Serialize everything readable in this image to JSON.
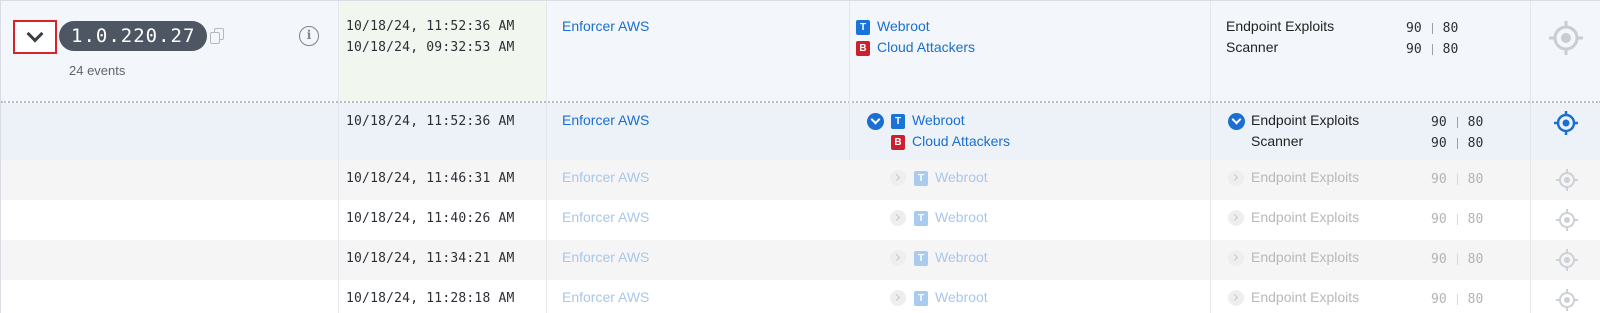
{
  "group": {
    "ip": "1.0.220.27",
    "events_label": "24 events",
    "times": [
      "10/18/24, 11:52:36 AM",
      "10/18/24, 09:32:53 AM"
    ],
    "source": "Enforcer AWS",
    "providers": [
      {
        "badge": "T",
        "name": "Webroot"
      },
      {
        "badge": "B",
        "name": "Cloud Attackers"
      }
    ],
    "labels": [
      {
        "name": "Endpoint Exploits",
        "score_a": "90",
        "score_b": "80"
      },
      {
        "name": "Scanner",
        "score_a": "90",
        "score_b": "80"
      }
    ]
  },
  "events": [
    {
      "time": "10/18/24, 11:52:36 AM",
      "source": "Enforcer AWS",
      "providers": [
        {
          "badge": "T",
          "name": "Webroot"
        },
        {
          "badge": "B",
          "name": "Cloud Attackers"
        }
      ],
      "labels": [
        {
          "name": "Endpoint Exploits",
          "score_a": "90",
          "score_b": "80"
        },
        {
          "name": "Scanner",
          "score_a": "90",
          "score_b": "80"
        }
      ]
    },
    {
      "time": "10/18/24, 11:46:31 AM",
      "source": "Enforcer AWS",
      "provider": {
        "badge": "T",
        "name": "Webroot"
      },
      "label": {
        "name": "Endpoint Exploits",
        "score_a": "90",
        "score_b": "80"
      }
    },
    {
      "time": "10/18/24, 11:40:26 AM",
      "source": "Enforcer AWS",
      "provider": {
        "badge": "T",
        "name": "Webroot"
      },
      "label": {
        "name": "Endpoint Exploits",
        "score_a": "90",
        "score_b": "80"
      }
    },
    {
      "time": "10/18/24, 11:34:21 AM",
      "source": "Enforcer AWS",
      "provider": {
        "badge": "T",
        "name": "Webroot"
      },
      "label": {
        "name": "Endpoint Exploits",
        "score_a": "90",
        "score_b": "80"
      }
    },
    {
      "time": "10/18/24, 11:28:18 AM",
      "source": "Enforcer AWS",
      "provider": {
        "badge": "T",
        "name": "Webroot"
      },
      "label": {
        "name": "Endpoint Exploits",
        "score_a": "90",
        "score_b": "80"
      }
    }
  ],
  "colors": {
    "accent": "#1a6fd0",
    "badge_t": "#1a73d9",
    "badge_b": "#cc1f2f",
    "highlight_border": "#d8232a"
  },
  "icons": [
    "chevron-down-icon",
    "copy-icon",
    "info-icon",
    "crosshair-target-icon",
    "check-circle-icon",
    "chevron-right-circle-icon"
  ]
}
-------------------------
§ JOB: Every line of the listing that holds "circle" should be found and copied.

§ ANSWER FOR THE TASK:
    "check-circle-icon",
    "chevron-right-circle-icon"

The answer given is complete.